=== Direction ===
Each entry that follows must be output without any deviation.

════

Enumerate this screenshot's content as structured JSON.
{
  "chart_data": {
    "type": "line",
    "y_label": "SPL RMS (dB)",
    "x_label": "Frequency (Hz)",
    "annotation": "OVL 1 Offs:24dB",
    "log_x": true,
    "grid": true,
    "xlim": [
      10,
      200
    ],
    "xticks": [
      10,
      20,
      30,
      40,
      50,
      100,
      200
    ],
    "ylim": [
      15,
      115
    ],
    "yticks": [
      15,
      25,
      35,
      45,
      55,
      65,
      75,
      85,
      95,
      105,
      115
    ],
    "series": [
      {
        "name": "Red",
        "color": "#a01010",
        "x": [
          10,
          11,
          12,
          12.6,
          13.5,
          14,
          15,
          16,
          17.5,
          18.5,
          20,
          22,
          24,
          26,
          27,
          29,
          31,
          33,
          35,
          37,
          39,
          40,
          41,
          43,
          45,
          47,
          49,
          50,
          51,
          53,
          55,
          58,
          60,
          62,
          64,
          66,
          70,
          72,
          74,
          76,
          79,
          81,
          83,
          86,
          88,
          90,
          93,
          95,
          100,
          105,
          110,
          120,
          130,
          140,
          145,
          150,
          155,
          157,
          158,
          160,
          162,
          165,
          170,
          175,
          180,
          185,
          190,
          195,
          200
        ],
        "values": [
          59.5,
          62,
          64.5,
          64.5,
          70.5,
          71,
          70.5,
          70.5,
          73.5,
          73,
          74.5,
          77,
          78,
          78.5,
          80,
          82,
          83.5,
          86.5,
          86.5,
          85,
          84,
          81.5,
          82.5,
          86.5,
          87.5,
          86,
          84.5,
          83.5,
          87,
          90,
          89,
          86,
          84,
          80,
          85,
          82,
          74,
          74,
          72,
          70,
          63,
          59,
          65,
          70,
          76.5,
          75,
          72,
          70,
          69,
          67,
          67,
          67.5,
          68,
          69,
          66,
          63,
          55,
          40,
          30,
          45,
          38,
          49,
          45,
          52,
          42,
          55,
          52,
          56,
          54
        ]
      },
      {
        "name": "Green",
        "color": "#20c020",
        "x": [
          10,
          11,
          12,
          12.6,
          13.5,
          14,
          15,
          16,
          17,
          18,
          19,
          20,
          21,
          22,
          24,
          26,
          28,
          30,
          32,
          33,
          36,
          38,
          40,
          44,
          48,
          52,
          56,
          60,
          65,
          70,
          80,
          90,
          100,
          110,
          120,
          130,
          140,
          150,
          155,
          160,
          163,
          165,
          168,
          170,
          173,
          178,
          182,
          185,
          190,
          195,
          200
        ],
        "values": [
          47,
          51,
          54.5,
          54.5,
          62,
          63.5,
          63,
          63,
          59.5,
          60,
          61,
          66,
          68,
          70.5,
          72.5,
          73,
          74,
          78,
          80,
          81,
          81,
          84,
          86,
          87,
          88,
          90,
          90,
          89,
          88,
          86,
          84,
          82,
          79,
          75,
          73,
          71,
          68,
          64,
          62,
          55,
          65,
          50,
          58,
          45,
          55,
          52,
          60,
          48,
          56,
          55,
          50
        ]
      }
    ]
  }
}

════

=== Answer to the problem ===
Enumerate this screenshot's content as structured JSON.
{
  "chart_data": {
    "type": "line",
    "y_label": "SPL RMS (dB)",
    "x_label": "Frequency (Hz)",
    "annotation": "OVL 1 Offs:24dB",
    "log_x": true,
    "grid": true,
    "xlim": [
      10,
      200
    ],
    "xticks": [
      10,
      20,
      30,
      40,
      50,
      100,
      200
    ],
    "ylim": [
      15,
      115
    ],
    "yticks": [
      15,
      25,
      35,
      45,
      55,
      65,
      75,
      85,
      95,
      105,
      115
    ],
    "series": [
      {
        "name": "Red",
        "color": "#a01010",
        "x": [
          10,
          11,
          12,
          12.6,
          13.5,
          14,
          15,
          16,
          17.5,
          18.5,
          20,
          22,
          24,
          26,
          27,
          29,
          31,
          33,
          35,
          37,
          39,
          40,
          41,
          43,
          45,
          47,
          49,
          50,
          51,
          53,
          55,
          58,
          60,
          62,
          64,
          66,
          70,
          72,
          74,
          76,
          79,
          81,
          83,
          86,
          88,
          90,
          93,
          95,
          100,
          105,
          110,
          120,
          130,
          140,
          145,
          150,
          155,
          157,
          158,
          160,
          162,
          165,
          170,
          175,
          180,
          185,
          190,
          195,
          200
        ],
        "values": [
          59.5,
          62,
          64.5,
          64.5,
          70.5,
          71,
          70.5,
          70.5,
          73.5,
          73,
          74.5,
          77,
          78,
          78.5,
          80,
          82,
          83.5,
          86.5,
          86.5,
          85,
          84,
          81.5,
          82.5,
          86.5,
          87.5,
          86,
          84.5,
          83.5,
          87,
          90,
          89,
          86,
          84,
          80,
          85,
          82,
          74,
          74,
          72,
          70,
          63,
          59,
          65,
          70,
          76.5,
          75,
          72,
          70,
          69,
          67,
          67,
          67.5,
          68,
          69,
          66,
          63,
          55,
          40,
          30,
          45,
          38,
          49,
          45,
          52,
          42,
          55,
          52,
          56,
          54
        ]
      },
      {
        "name": "Green",
        "color": "#20c020",
        "x": [
          10,
          11,
          12,
          12.6,
          13.5,
          14,
          15,
          16,
          17,
          18,
          19,
          20,
          21,
          22,
          24,
          26,
          28,
          30,
          32,
          33,
          36,
          38,
          40,
          44,
          48,
          52,
          56,
          60,
          65,
          70,
          80,
          90,
          100,
          110,
          120,
          130,
          140,
          150,
          155,
          160,
          163,
          165,
          168,
          170,
          173,
          178,
          182,
          185,
          190,
          195,
          200
        ],
        "values": [
          47,
          51,
          54.5,
          54.5,
          62,
          63.5,
          63,
          63,
          59.5,
          60,
          61,
          66,
          68,
          70.5,
          72.5,
          73,
          74,
          78,
          80,
          81,
          81,
          84,
          86,
          87,
          88,
          90,
          90,
          89,
          88,
          86,
          84,
          82,
          79,
          75,
          73,
          71,
          68,
          64,
          62,
          55,
          65,
          50,
          58,
          45,
          55,
          52,
          60,
          48,
          56,
          55,
          50
        ]
      }
    ]
  }
}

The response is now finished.